**Problem details**
Return a copy of every line in the records that includes the word "Drama".

**Dataset entries**
★ ★ ★

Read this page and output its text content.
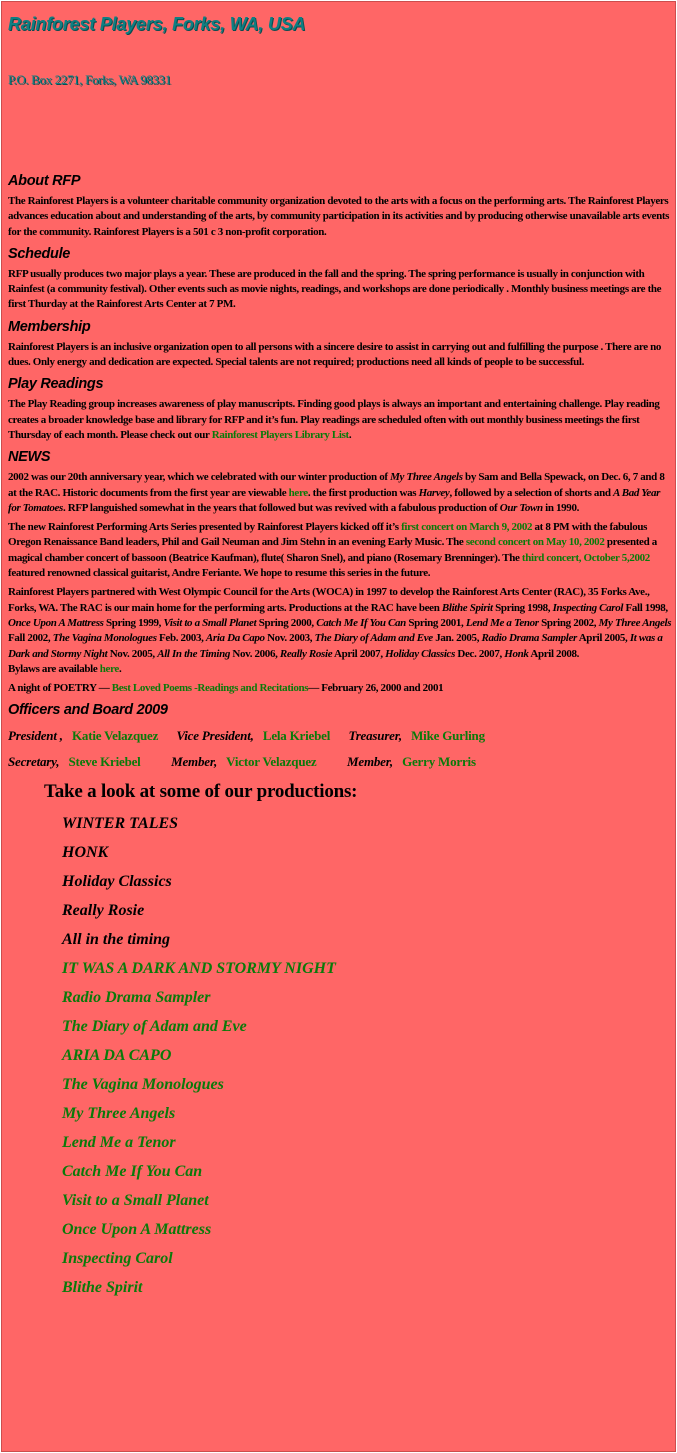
Rainforest Players, Forks, WA, USA

P.O. Box 2271, Forks, WA 98331

About RFP

The Rainforest Players is a volunteer charitable community organization devoted to the arts with a focus on the performing arts. The Rainforest Players advances education about and understanding of the arts, by community participation in its activities and by producing otherwise unavailable arts events for the community. Rainforest Players is a 501 c 3 non-profit corporation.

Schedule

RFP usually produces two major plays a year. These are produced in the fall and the spring. The spring performance is usually in conjunction with Rainfest (a community festival). Other events such as movie nights, readings, and workshops are done periodically . Monthly business meetings are the first Thurday at the Rainforest Arts Center at 7 PM.

Membership

Rainforest Players is an inclusive organization open to all persons with a sincere desire to assist in carrying out and fulfilling the purpose . There are no dues. Only energy and dedication are expected. Special talents are not required; productions need all kinds of people to be successful.

Play Readings

The Play Reading group increases awareness of play manuscripts. Finding good plays is always an important and entertaining challenge. Play reading creates a broader knowledge base and library for RFP and it’s fun. Play readings are scheduled often with out monthly business meetings the first Thursday of each month. Please check out our Rainforest Players Library List.

NEWS

2002 was our 20th anniversary year, which we celebrated with our winter production of My Three Angels by Sam and Bella Spewack, on Dec. 6, 7 and 8 at the RAC. Historic documents from the first year are viewable here. the first production was Harvey, followed by a selection of shorts and A Bad Year for Tomatoes. RFP languished somewhat in the years that followed but was revived with a fabulous production of Our Town in 1990.

The new Rainforest Performing Arts Series presented by Rainforest Players kicked off it’s first concert on March 9, 2002 at 8 PM with the fabulous Oregon Renaissance Band leaders, Phil and Gail Neuman and Jim Stehn in an evening Early Music. The second concert on May 10, 2002 presented a magical chamber concert of bassoon (Beatrice Kaufman), flute( Sharon Snel), and piano (Rosemary Brenninger). The third concert, October 5,2002 featured renowned classical guitarist, Andre Feriante. We hope to resume this series in the future.

Rainforest Players partnered with West Olympic Council for the Arts (WOCA) in 1997 to develop the Rainforest Arts Center (RAC), 35 Forks Ave., Forks, WA. The RAC is our main home for the performing arts. Productions at the RAC have been Blithe Spirit Spring 1998, Inspecting Carol Fall 1998, Once Upon A Mattress Spring 1999, Visit to a Small Planet Spring 2000, Catch Me If You Can Spring 2001, Lend Me a Tenor Spring 2002, My Three Angels Fall 2002, The Vagina Monologues Feb. 2003, Aria Da Capo Nov. 2003, The Diary of Adam and Eve Jan. 2005, Radio Drama Sampler April 2005, It was a Dark and Stormy Night Nov. 2005, All In the Timing Nov. 2006, Really Rosie April 2007, Holiday Classics Dec. 2007, Honk April 2008.Bylaws are available here.

A night of POETRY — Best Loved Poems -Readings and Recitations— February 26, 2000 and 2001

Officers and Board 2009
President , Katie Velazquez Vice President, Lela Kriebel Treasurer, Mike Gurling
Secretary, Steve Kriebel Member, Victor Velazquez Member, Gerry Morris
Take a look at some of our productions:
WINTER TALES
HONK
Holiday Classics
Really Rosie
All in the timing
IT WAS A DARK AND STORMY NIGHT
Radio Drama Sampler
The Diary of Adam and Eve
ARIA DA CAPO
The Vagina Monologues
My Three Angels
Lend Me a Tenor
Catch Me If You Can
Visit to a Small Planet
Once Upon A Mattress
Inspecting Carol
Blithe Spirit
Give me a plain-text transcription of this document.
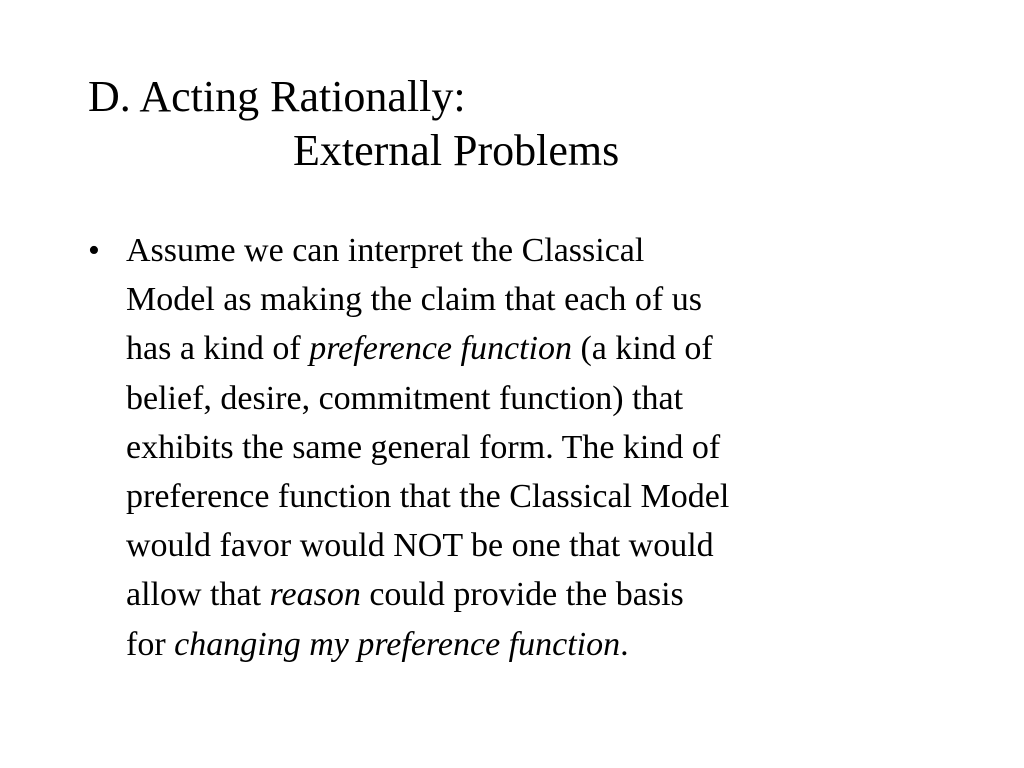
D. Acting Rationally:
External Problems
• Assume we can interpret the Classical
Model as making the claim that each of us
has a kind of preference function (a kind of
belief, desire, commitment function) that
exhibits the same general form. The kind of
preference function that the Classical Model
would favor would NOT be one that would
allow that reason could provide the basis
for changing my preference function.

★ ★ ★

**Exercise result**
Rainforest Players partnered with West Olympic Council for the Arts (WOCA) in 1997 to develop the Rainforest Arts Center (RAC), 35 Forks Ave., Forks, WA. The RAC is our main home for the performing arts. Productions at the RAC have been Blithe Spirit Spring 1998, Inspecting Carol Fall 1998, Once Upon A Mattress Spring 1999, Visit to a Small Planet Spring 2000, Catch Me If You Can Spring 2001, Lend Me a Tenor Spring 2002, My Three Angels Fall 2002, The Vagina Monologues Feb. 2003, Aria Da Capo Nov. 2003, The Diary of Adam and Eve Jan. 2005, Radio Drama Sampler April 2005, It was a Dark and Stormy Night Nov. 2005, All In the Timing Nov. 2006, Really Rosie April 2007, Holiday Classics Dec. 2007, Honk April 2008.Bylaws are available here.
Radio Drama Sampler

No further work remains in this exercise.